◆ Written request
From the entries below, extract every line that includes the word "page".

# # # # #

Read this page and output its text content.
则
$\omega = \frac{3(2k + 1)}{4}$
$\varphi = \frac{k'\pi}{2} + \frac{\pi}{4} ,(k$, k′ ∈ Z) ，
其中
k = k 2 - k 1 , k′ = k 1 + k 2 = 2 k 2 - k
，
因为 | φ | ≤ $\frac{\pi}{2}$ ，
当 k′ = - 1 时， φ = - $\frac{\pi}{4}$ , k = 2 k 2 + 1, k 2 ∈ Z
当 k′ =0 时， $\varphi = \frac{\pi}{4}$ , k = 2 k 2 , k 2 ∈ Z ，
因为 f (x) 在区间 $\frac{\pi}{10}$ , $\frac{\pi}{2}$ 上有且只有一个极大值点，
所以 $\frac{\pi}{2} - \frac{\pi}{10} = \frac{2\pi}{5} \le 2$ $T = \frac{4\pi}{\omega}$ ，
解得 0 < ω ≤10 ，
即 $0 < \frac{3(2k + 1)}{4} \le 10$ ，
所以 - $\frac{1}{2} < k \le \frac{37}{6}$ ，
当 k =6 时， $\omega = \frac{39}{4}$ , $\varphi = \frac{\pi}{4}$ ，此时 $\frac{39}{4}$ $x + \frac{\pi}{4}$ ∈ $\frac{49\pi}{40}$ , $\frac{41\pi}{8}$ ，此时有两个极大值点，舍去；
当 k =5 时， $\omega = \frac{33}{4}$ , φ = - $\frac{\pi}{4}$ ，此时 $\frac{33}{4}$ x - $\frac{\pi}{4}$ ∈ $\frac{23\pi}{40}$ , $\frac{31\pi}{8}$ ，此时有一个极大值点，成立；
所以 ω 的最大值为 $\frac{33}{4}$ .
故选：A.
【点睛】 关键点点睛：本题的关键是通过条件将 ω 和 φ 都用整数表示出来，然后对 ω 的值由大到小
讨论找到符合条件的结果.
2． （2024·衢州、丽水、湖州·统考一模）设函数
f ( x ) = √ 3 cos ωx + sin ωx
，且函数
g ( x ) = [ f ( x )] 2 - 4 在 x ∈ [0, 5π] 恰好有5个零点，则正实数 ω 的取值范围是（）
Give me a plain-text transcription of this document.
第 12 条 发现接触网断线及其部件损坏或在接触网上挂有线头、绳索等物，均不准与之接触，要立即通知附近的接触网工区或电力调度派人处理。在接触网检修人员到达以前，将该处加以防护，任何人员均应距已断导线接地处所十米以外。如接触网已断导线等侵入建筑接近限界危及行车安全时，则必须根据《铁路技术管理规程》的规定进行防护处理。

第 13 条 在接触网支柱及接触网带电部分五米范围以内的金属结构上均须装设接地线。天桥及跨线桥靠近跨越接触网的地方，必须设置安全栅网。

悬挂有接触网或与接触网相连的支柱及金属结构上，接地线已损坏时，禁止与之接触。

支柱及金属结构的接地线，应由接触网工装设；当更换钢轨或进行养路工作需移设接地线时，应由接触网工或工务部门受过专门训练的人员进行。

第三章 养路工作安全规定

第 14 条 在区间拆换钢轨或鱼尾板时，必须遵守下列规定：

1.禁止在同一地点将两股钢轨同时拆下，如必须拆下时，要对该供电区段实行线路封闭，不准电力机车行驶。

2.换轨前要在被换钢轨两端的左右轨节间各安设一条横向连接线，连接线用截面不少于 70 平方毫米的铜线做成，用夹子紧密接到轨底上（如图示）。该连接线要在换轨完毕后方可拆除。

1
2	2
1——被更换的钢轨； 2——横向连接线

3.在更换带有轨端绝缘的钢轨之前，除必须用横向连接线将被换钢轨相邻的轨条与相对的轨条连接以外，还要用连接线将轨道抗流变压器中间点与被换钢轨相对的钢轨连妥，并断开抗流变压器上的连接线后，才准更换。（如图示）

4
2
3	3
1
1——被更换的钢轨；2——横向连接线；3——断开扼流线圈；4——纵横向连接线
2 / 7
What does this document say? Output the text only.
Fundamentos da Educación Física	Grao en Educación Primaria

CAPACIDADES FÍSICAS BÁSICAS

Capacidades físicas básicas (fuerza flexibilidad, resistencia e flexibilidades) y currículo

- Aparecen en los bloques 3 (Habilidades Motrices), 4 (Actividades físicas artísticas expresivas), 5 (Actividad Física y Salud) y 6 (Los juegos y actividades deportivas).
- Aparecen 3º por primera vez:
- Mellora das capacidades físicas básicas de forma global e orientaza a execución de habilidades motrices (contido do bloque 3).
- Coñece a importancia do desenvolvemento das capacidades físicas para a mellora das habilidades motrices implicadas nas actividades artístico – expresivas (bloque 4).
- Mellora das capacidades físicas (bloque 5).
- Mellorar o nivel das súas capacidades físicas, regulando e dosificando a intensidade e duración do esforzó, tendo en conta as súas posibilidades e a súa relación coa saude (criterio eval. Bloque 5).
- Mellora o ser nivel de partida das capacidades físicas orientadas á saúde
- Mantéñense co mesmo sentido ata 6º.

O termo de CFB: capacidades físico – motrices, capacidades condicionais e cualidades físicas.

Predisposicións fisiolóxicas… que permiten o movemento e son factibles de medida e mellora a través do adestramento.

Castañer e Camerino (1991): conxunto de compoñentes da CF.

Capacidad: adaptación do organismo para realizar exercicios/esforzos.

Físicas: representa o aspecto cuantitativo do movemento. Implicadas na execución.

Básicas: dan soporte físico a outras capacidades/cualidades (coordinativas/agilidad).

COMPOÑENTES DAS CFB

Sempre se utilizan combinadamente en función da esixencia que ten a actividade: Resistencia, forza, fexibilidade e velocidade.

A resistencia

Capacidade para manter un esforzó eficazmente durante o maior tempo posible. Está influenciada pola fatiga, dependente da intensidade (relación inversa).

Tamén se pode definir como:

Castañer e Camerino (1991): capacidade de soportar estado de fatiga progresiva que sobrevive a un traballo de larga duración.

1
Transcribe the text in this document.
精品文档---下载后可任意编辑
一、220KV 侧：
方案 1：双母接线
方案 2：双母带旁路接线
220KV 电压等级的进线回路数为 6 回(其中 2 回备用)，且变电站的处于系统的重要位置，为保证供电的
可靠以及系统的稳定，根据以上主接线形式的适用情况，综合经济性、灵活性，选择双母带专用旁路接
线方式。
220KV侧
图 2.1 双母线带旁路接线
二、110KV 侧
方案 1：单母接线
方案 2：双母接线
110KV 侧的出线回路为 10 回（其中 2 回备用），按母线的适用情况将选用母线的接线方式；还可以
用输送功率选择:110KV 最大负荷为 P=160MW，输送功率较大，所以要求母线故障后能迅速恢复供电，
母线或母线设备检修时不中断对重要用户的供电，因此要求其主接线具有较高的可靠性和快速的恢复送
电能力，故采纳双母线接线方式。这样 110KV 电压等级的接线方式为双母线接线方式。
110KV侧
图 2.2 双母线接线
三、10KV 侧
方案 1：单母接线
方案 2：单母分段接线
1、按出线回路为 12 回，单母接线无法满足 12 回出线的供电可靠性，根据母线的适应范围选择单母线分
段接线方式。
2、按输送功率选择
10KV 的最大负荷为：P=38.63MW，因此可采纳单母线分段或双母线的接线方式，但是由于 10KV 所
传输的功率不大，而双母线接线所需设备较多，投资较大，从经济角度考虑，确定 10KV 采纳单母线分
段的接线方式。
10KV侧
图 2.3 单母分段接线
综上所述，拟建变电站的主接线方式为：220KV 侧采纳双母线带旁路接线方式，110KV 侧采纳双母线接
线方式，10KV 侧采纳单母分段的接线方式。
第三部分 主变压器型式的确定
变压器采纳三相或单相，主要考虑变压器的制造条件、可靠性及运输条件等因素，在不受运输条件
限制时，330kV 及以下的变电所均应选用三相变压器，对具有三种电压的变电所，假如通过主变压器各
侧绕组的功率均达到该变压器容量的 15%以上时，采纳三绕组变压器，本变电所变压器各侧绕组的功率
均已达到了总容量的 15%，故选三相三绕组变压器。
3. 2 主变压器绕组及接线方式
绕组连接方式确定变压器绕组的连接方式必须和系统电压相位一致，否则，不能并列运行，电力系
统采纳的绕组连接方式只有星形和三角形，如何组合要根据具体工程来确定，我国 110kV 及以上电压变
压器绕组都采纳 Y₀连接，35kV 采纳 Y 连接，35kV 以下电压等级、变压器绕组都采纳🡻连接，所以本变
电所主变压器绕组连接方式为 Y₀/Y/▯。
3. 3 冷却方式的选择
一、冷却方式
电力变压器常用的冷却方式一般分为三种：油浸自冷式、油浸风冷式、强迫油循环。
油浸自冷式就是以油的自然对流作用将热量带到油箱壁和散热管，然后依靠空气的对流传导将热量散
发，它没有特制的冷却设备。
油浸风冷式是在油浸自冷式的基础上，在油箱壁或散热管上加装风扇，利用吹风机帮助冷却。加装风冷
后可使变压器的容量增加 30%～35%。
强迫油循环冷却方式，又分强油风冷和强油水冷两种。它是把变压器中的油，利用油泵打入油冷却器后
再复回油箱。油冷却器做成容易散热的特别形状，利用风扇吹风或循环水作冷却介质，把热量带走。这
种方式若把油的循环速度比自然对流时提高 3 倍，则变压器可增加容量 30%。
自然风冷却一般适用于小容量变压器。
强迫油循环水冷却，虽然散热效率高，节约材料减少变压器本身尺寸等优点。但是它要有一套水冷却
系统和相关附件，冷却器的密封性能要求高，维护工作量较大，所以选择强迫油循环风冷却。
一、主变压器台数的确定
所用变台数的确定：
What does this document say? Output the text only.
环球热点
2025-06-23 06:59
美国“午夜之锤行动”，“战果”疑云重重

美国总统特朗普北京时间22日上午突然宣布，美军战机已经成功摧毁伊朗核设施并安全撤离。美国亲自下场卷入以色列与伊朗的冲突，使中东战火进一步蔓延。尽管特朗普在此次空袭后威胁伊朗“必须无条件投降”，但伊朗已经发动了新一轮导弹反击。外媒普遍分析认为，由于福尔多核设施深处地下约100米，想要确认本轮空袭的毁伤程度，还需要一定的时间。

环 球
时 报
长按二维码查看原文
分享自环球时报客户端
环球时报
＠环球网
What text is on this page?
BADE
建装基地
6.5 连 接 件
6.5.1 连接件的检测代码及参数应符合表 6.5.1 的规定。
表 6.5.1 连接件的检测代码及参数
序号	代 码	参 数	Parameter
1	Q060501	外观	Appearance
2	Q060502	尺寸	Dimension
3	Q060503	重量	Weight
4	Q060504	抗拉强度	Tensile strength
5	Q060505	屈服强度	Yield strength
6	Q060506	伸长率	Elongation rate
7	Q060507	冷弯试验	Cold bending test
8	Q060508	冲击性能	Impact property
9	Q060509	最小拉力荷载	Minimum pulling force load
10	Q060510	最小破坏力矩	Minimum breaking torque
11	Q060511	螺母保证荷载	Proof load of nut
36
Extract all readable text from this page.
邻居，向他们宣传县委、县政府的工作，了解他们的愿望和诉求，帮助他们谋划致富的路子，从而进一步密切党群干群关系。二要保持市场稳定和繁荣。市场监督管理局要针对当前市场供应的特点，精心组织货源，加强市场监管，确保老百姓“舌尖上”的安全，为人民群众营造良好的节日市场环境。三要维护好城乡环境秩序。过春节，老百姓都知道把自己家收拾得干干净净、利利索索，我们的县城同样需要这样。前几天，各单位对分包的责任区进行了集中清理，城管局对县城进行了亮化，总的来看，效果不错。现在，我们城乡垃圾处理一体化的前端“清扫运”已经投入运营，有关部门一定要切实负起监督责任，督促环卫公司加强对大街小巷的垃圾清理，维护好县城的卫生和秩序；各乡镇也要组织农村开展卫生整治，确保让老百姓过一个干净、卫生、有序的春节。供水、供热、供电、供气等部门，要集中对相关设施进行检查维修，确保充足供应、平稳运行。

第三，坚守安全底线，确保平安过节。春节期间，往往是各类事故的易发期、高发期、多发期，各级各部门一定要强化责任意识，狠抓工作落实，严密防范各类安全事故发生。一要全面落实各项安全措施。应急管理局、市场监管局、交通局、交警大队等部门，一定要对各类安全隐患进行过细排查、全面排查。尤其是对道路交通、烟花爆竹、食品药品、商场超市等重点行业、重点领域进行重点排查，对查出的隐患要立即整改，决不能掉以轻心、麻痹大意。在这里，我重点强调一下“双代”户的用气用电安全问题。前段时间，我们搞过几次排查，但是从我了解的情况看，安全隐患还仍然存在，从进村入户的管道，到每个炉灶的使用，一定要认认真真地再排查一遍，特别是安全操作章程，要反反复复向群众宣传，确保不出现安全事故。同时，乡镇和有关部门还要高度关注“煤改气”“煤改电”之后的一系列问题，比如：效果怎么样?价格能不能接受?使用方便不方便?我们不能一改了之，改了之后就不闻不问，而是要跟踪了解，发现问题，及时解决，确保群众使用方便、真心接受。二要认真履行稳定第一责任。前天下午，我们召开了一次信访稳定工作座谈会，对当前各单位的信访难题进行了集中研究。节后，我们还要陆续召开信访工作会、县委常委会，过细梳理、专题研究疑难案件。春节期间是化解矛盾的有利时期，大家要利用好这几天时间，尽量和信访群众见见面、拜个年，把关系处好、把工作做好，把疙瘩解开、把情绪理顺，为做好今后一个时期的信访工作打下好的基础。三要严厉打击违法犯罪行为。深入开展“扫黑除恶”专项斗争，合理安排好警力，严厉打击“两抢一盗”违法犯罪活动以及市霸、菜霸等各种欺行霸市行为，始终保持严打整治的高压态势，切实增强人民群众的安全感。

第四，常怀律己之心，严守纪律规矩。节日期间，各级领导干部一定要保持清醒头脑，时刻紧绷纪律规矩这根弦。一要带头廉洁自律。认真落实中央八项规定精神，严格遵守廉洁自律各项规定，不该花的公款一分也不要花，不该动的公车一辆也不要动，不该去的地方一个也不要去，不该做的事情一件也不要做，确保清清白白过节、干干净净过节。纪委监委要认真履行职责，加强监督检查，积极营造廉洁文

# # # # #

◆ Result
Read this page and output its text content.
What text is on this page?
Extract all readable text from this page.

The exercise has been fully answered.